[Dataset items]
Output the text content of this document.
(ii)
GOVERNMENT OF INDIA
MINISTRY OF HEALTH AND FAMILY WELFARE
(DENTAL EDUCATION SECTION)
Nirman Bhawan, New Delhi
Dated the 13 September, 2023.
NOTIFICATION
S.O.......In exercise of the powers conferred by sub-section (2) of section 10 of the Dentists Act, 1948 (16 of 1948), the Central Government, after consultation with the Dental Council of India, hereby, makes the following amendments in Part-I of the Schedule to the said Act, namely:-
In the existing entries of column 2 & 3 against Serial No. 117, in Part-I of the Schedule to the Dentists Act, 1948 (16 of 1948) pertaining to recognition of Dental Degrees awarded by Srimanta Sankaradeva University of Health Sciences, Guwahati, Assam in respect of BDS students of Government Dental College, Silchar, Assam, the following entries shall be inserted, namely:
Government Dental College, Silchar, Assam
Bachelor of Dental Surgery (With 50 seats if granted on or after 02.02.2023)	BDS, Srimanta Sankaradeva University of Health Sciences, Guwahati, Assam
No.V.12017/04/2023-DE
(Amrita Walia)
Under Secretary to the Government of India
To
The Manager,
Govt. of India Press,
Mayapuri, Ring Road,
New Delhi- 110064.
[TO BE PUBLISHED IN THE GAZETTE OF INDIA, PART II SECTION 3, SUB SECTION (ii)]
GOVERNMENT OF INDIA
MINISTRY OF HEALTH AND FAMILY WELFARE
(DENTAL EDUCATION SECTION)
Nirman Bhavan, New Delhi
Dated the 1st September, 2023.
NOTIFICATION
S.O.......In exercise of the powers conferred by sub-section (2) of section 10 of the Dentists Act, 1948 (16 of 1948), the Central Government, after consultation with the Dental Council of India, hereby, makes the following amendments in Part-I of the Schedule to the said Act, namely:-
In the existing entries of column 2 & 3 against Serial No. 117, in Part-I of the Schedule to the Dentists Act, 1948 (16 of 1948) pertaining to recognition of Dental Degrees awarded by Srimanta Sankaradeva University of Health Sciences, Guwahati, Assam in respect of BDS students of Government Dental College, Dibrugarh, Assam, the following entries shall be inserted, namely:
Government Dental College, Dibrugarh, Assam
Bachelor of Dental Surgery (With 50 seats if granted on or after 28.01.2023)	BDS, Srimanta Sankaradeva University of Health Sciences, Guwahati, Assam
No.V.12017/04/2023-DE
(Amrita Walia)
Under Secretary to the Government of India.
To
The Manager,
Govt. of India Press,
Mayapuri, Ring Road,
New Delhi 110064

Description of the task: Can you reproduce all the material exactly?

Answer for the task:
Output the text content of this document.
(ii)
GOVERNMENT OF INDIA
MINISTRY OF HEALTH AND FAMILY WELFARE
(DENTAL EDUCATION SECTION)
Nirman Bhawan, New Delhi
Dated the 13 September, 2023.
NOTIFICATION
S.O.......In exercise of the powers conferred by sub-section (2) of section 10 of the Dentists Act, 1948 (16 of 1948), the Central Government, after consultation with the Dental Council of India, hereby, makes the following amendments in Part-I of the Schedule to the said Act, namely:-
In the existing entries of column 2 & 3 against Serial No. 117, in Part-I of the Schedule to the Dentists Act, 1948 (16 of 1948) pertaining to recognition of Dental Degrees awarded by Srimanta Sankaradeva University of Health Sciences, Guwahati, Assam in respect of BDS students of Government Dental College, Silchar, Assam, the following entries shall be inserted, namely:
Government Dental College, Silchar, Assam
Bachelor of Dental Surgery (With 50 seats if granted on or after 02.02.2023)	BDS, Srimanta Sankaradeva University of Health Sciences, Guwahati, Assam
No.V.12017/04/2023-DE
(Amrita Walia)
Under Secretary to the Government of India
To
The Manager,
Govt. of India Press,
Mayapuri, Ring Road,
New Delhi- 110064.
[TO BE PUBLISHED IN THE GAZETTE OF INDIA, PART II SECTION 3, SUB SECTION (ii)]
GOVERNMENT OF INDIA
MINISTRY OF HEALTH AND FAMILY WELFARE
(DENTAL EDUCATION SECTION)
Nirman Bhavan, New Delhi
Dated the 1st September, 2023.
NOTIFICATION
S.O.......In exercise of the powers conferred by sub-section (2) of section 10 of the Dentists Act, 1948 (16 of 1948), the Central Government, after consultation with the Dental Council of India, hereby, makes the following amendments in Part-I of the Schedule to the said Act, namely:-
In the existing entries of column 2 & 3 against Serial No. 117, in Part-I of the Schedule to the Dentists Act, 1948 (16 of 1948) pertaining to recognition of Dental Degrees awarded by Srimanta Sankaradeva University of Health Sciences, Guwahati, Assam in respect of BDS students of Government Dental College, Dibrugarh, Assam, the following entries shall be inserted, namely:
Government Dental College, Dibrugarh, Assam
Bachelor of Dental Surgery (With 50 seats if granted on or after 28.01.2023)	BDS, Srimanta Sankaradeva University of Health Sciences, Guwahati, Assam
No.V.12017/04/2023-DE
(Amrita Walia)
Under Secretary to the Government of India.
To
The Manager,
Govt. of India Press,
Mayapuri, Ring Road,
New Delhi 110064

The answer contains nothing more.